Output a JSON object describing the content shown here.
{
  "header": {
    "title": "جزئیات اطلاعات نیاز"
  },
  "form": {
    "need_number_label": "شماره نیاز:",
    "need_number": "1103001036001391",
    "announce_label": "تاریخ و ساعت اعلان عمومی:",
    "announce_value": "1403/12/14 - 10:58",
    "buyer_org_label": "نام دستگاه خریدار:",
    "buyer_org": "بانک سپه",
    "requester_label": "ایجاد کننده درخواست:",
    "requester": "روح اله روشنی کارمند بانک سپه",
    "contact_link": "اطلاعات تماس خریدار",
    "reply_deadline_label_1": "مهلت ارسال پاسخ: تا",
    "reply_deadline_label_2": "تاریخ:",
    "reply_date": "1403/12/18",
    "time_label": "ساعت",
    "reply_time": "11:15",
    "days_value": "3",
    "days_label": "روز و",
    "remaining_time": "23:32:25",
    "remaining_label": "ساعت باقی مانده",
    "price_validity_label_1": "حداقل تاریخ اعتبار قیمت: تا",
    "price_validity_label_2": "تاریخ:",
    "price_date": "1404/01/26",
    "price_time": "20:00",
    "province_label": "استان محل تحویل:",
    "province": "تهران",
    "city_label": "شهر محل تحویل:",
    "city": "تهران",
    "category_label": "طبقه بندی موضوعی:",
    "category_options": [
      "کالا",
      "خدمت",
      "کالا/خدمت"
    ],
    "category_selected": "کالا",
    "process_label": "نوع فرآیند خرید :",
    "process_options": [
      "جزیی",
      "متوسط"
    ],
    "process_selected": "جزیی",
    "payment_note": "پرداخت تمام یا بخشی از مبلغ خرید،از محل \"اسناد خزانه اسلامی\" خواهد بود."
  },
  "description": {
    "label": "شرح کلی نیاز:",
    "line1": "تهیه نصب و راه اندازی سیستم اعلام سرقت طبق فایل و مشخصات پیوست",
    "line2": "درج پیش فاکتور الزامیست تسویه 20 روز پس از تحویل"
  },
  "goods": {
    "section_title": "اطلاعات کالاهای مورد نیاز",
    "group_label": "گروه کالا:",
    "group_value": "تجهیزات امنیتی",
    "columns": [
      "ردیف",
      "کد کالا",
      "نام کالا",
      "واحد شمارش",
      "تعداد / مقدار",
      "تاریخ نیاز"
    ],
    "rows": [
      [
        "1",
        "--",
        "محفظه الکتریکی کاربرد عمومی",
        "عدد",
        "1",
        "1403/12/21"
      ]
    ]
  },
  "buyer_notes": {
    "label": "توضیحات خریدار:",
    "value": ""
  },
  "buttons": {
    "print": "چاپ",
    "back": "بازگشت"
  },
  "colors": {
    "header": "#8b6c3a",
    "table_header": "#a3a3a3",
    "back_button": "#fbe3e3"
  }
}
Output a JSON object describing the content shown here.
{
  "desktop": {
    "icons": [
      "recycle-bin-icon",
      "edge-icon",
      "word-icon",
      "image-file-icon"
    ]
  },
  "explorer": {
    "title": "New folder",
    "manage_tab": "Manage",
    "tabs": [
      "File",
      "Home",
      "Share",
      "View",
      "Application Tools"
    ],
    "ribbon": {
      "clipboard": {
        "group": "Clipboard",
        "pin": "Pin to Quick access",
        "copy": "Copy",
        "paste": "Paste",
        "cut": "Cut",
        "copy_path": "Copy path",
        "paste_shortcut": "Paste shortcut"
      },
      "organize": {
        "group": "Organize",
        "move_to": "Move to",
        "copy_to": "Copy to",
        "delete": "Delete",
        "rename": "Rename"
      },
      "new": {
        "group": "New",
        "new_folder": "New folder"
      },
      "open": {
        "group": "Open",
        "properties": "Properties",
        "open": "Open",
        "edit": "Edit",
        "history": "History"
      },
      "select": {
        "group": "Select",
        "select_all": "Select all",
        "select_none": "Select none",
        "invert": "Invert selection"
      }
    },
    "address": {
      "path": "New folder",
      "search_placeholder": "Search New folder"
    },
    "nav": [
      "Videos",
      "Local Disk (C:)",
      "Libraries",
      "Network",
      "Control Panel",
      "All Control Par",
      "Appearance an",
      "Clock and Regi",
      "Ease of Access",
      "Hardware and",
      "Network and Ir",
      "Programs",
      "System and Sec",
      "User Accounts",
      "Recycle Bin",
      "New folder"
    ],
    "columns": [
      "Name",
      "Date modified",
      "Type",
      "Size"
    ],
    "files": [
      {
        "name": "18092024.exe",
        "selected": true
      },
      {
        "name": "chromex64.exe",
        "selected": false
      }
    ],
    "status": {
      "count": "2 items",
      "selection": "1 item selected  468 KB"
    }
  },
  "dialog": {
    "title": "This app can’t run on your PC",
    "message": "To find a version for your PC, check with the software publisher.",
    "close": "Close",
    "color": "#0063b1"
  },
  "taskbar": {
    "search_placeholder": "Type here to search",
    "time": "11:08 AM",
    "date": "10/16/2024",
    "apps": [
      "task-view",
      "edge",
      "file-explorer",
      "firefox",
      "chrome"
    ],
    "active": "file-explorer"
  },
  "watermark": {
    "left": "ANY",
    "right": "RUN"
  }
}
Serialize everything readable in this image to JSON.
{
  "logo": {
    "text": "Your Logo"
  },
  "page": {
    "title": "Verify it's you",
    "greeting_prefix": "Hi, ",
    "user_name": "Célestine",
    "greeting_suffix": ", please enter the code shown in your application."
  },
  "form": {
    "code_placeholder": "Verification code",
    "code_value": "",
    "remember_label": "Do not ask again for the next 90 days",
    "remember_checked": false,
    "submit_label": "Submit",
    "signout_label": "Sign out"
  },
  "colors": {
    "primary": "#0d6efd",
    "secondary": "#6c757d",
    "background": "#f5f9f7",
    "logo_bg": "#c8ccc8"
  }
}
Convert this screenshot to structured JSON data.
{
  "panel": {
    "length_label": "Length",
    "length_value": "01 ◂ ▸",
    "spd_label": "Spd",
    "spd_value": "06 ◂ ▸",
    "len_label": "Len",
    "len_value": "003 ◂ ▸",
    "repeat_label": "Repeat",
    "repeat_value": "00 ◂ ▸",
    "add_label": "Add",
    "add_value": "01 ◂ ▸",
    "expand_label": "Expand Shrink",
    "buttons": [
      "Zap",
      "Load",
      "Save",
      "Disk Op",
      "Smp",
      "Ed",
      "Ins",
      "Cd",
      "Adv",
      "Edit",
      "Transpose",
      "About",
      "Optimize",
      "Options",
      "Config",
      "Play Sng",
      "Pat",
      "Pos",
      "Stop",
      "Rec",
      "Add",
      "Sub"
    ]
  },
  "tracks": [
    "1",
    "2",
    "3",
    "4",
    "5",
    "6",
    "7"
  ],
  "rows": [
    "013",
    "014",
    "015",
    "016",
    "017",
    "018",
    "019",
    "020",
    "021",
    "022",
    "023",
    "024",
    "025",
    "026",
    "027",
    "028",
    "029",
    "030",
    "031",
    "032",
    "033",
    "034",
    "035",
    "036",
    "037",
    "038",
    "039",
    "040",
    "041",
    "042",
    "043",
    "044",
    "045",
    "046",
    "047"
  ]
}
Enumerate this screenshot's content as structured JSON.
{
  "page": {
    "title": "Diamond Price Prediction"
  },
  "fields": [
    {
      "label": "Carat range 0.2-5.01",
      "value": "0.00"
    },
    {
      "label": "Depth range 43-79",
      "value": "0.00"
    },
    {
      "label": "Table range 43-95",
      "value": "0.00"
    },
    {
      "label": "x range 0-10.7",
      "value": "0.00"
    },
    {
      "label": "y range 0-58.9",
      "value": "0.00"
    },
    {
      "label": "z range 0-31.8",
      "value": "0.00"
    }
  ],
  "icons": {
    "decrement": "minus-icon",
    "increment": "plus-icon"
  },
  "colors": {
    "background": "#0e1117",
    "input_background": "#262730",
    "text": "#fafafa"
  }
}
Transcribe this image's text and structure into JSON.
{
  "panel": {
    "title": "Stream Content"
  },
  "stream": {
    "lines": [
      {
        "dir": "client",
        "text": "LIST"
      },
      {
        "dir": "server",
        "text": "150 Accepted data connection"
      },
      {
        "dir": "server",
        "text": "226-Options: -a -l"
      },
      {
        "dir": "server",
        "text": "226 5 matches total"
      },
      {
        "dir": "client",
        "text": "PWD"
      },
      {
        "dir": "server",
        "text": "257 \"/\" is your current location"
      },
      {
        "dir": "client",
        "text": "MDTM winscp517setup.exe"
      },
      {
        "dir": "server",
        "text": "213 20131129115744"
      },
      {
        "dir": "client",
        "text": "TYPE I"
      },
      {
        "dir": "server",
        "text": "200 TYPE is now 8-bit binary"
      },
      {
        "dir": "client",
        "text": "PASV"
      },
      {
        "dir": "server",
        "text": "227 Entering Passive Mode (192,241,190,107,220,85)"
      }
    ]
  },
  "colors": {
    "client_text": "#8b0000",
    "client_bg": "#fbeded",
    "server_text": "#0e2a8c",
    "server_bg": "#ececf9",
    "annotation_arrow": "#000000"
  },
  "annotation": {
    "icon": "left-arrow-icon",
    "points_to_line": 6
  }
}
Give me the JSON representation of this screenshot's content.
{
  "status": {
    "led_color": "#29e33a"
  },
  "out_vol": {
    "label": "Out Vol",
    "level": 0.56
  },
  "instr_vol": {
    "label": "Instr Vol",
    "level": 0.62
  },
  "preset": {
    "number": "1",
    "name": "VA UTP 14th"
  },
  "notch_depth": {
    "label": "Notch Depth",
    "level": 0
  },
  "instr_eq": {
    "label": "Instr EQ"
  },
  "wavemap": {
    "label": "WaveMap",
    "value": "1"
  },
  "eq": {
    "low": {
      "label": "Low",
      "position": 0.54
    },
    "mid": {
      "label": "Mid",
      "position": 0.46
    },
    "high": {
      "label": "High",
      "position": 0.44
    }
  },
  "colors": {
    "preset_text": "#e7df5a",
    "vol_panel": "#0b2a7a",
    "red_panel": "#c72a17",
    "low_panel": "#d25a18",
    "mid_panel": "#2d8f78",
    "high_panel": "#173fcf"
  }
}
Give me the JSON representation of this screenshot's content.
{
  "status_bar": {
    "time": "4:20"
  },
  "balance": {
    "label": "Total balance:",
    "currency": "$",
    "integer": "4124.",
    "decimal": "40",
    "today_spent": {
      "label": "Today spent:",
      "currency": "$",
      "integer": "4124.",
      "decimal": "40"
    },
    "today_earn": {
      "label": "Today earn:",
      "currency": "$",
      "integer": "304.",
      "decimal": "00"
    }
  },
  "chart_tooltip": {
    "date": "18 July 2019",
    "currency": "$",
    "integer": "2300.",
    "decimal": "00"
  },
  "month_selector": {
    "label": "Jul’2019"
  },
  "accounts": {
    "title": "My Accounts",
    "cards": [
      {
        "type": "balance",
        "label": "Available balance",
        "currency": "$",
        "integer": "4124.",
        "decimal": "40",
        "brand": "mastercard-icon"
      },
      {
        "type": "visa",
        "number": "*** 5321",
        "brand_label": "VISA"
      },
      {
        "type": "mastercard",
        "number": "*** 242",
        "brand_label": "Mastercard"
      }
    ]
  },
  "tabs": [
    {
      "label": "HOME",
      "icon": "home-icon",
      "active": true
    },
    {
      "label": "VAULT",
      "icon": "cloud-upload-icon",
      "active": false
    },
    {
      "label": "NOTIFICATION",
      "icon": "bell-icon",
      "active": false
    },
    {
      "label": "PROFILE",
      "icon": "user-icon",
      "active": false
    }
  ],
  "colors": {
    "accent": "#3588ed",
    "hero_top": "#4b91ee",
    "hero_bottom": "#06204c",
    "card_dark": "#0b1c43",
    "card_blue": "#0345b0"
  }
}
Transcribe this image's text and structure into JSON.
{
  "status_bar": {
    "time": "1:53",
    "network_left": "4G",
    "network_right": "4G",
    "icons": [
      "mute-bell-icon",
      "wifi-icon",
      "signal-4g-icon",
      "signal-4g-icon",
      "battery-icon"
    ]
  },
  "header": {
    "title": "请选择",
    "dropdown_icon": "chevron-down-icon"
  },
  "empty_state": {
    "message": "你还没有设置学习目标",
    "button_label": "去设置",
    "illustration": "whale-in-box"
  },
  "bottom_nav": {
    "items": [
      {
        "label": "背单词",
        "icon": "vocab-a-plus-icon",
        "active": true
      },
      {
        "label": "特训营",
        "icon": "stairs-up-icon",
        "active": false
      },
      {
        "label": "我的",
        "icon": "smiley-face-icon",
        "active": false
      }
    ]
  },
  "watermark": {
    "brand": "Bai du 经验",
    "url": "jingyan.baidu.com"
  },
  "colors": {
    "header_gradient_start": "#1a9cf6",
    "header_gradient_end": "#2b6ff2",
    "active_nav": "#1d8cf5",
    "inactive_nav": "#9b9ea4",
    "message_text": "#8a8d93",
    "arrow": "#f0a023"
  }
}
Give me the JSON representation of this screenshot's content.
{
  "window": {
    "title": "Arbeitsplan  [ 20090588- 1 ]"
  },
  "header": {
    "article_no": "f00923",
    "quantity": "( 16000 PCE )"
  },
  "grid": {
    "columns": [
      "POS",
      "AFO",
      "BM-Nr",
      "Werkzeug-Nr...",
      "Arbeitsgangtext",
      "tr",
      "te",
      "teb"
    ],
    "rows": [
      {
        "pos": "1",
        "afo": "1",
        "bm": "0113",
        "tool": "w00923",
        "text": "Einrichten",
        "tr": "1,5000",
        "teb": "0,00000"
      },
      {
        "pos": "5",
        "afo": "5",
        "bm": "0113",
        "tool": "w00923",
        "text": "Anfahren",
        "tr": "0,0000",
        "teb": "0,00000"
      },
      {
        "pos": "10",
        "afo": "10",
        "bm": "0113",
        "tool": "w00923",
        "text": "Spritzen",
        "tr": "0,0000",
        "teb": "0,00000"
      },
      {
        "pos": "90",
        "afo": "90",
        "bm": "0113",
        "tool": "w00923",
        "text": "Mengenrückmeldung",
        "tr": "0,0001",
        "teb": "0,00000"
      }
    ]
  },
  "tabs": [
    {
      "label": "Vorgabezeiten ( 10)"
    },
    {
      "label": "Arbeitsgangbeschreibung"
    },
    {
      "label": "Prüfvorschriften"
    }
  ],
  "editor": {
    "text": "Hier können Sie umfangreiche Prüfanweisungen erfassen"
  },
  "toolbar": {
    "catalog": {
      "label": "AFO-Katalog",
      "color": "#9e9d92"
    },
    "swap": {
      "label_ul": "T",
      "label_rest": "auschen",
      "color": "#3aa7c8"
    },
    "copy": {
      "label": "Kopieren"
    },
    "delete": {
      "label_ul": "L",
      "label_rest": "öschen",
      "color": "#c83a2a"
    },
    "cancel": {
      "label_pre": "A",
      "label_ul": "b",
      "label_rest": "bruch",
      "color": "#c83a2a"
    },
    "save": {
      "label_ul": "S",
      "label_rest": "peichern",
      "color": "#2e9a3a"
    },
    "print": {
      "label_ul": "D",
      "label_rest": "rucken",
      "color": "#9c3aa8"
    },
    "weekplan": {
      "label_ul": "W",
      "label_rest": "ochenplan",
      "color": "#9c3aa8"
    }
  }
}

══════════

Among the lines above, determine how many hold the word "data"; report the figure alone.

▶ Completed task
2